→ Given task 1
Reproduce the dataset rows verbatim, starting from the first row and continuing through the row that contains "bar-2028 bbox=[681, 519, 822, 888]", with both ends included.

→ Quoted passage
━━━━━━━━━━━━━━━━
According to BRIC, the nonprofits must also address needs like health, education, housing, and racial justice in communities of color.

“The important thing is to get resources in their hands so they can actually move from surviving to actually having paid staff, to be able to build their programs and to live out their vision that they have,” Sullivan said.

One of the local nonprofits that received funding through BRIC is the Heart and Hand Center for Youth and their Families. A group that provides free after-school and summer time programs to underserved elementary and middle school students.

Credit: Byron Reed
Heart and Hand Center for Youth and their Families summer youth program is located in the Whittier neighborhood.

“The majority of students that come through our program receive free and reduced lunch,” said Timiya Jackson, Heart and Hand Center director. “As an organization that deals primarily with young people, it’s extremely crucial that we have funding to be able to do the work that we do knowing that all of our programs are at no cost for the community.”

Credit: Byron Reed
Heart and Hand Learning Center for Youth and their Families

Jackson said having that additional layer of support is important for students who are underprivileged insuring that they have the tools and resources for their future.

Credit: Byron Reed
Heart and Hand Center director Timiya Jackson said, "It’s extremely important that we have the funding to be able to provide (free) resources."

“We all know it takes a village to raise a child so being able to have all the adults in that person’s life come and rally behind them is extremely crucial,” Jackson said.

“We recognize in our community that parents are working and when school is out,” Sullivan said. “[The kids] need a place not only to play but to learn.”

Credit: Byron Reed

Sullivan said BRIC is one of the first of its kind started in Colorado and now there are other Black funds being created across the country living by their motto: To build Black communities from the inside out – BRIC by BRIC.

“We’re addressing our issues ourselves with our own solutions and our own lived experience,” Sullivan said.
━━━━━━━━━━━━━━━━
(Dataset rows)
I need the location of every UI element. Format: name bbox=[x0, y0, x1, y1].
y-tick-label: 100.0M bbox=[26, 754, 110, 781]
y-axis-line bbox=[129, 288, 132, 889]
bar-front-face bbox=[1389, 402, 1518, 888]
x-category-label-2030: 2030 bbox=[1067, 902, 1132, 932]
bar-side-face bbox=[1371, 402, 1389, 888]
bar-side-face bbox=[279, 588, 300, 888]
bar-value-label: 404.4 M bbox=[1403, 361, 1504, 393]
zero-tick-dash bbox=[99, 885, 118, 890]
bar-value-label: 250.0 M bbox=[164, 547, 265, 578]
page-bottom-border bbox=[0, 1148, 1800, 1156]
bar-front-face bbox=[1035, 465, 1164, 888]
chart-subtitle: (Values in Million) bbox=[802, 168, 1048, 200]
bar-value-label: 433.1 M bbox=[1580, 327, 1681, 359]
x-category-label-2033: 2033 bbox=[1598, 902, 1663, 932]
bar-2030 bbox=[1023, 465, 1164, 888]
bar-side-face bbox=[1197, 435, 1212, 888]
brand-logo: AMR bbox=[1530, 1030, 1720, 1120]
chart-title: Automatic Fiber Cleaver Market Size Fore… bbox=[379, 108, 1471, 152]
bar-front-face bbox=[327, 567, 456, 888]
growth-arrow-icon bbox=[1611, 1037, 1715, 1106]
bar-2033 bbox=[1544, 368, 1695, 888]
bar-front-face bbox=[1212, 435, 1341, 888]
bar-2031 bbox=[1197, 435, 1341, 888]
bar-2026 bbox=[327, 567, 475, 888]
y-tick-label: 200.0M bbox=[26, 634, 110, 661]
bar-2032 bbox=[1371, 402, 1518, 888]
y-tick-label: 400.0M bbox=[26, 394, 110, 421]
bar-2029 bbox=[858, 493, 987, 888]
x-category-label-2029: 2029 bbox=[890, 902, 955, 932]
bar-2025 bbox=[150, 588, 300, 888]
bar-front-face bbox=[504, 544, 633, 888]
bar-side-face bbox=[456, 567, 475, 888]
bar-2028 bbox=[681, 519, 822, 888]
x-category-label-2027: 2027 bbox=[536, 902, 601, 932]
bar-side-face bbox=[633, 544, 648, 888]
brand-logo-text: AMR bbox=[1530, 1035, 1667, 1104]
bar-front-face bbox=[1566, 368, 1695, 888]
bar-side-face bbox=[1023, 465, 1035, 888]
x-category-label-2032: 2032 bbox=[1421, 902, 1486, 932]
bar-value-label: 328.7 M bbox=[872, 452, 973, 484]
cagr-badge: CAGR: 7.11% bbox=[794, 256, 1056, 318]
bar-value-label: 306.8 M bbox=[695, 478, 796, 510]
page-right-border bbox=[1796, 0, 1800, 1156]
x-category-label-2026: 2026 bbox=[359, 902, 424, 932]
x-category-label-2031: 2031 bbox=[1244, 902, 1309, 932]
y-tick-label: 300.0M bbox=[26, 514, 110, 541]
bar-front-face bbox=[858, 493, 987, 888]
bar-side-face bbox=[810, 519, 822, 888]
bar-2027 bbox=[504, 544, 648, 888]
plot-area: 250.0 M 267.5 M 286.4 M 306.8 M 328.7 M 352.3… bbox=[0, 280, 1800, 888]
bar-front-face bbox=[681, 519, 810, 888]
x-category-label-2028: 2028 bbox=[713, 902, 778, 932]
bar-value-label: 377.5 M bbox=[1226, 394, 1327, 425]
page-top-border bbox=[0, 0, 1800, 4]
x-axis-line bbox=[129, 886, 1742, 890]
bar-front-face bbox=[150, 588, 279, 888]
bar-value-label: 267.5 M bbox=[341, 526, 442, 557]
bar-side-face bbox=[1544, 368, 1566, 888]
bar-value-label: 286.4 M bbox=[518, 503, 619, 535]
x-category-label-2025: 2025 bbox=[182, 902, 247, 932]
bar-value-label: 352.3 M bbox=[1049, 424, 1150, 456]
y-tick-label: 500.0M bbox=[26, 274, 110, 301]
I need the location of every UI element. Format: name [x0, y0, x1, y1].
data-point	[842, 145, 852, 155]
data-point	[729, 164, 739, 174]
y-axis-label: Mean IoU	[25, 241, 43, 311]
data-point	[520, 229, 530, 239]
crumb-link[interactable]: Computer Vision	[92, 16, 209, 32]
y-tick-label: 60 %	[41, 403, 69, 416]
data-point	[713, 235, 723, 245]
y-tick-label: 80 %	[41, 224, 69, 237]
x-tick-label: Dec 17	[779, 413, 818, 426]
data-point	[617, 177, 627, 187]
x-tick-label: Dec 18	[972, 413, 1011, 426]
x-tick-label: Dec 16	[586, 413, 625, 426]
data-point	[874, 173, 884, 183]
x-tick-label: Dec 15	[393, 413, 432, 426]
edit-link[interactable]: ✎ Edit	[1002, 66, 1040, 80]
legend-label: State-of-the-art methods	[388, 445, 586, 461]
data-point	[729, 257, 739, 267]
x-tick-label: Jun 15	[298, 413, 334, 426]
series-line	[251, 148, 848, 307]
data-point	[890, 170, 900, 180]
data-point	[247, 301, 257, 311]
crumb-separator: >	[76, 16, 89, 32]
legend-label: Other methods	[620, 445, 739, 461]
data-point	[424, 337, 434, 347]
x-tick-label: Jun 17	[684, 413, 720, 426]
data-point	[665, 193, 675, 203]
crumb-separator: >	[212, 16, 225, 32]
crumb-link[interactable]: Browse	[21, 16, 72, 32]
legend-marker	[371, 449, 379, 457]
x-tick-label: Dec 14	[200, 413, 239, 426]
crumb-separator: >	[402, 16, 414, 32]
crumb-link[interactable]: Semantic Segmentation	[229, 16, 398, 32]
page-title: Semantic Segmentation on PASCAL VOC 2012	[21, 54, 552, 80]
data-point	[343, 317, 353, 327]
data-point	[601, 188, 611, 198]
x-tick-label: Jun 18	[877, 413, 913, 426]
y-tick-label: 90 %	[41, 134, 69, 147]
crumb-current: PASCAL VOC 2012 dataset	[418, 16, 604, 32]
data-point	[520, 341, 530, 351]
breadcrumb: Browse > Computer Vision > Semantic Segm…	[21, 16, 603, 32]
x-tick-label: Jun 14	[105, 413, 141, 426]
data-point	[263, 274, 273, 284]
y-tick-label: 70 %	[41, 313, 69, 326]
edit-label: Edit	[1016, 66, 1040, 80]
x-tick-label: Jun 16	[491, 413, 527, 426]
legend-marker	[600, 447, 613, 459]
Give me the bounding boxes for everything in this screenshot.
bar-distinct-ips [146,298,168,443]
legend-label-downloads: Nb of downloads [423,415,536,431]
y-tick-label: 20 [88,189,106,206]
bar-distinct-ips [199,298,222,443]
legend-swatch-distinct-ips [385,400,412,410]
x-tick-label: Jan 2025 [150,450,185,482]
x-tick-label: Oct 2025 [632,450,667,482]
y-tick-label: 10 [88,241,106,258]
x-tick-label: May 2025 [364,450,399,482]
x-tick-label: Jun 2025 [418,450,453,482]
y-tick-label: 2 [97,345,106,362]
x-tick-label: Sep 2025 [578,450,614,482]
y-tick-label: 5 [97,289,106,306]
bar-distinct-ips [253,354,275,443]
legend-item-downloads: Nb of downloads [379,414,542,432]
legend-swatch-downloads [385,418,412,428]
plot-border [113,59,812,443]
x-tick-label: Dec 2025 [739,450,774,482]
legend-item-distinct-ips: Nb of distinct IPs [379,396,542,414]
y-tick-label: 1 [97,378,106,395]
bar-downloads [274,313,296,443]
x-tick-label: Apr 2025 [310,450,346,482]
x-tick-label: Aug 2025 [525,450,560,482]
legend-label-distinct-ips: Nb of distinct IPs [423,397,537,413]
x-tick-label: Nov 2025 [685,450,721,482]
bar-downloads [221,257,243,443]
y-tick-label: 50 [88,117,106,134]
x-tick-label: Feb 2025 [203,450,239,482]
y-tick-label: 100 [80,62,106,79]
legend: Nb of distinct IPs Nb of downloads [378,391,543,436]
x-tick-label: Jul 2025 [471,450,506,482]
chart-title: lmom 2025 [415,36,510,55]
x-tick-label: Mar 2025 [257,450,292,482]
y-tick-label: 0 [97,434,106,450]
━━━━━━━━━━━━━━━━
→ Given task 2
List every need that the BRIC article says the nonprofits must also address in communities of color.

→ Answer 1
I need the location of every UI element. Format: name bbox=[x0, y0, x1, y1].
y-tick-label: 100.0M bbox=[26, 754, 110, 781]
y-axis-line bbox=[129, 288, 132, 889]
bar-front-face bbox=[1389, 402, 1518, 888]
x-category-label-2030: 2030 bbox=[1067, 902, 1132, 932]
bar-side-face bbox=[1371, 402, 1389, 888]
bar-side-face bbox=[279, 588, 300, 888]
bar-value-label: 404.4 M bbox=[1403, 361, 1504, 393]
zero-tick-dash bbox=[99, 885, 118, 890]
bar-value-label: 250.0 M bbox=[164, 547, 265, 578]
page-bottom-border bbox=[0, 1148, 1800, 1156]
bar-front-face bbox=[1035, 465, 1164, 888]
chart-subtitle: (Values in Million) bbox=[802, 168, 1048, 200]
bar-value-label: 433.1 M bbox=[1580, 327, 1681, 359]
x-category-label-2033: 2033 bbox=[1598, 902, 1663, 932]
bar-2030 bbox=[1023, 465, 1164, 888]
bar-side-face bbox=[1197, 435, 1212, 888]
brand-logo: AMR bbox=[1530, 1030, 1720, 1120]
chart-title: Automatic Fiber Cleaver Market Size Fore… bbox=[379, 108, 1471, 152]
bar-front-face bbox=[327, 567, 456, 888]
growth-arrow-icon bbox=[1611, 1037, 1715, 1106]
bar-2033 bbox=[1544, 368, 1695, 888]
bar-front-face bbox=[1212, 435, 1341, 888]
bar-2031 bbox=[1197, 435, 1341, 888]
bar-2026 bbox=[327, 567, 475, 888]
y-tick-label: 200.0M bbox=[26, 634, 110, 661]
bar-2032 bbox=[1371, 402, 1518, 888]
y-tick-label: 400.0M bbox=[26, 394, 110, 421]
bar-2029 bbox=[858, 493, 987, 888]
x-category-label-2029: 2029 bbox=[890, 902, 955, 932]
bar-2025 bbox=[150, 588, 300, 888]
bar-front-face bbox=[504, 544, 633, 888]
bar-side-face bbox=[456, 567, 475, 888]
bar-2028 bbox=[681, 519, 822, 888]

→ Answer 2
- Health
- Education
- Housing
- Racial justice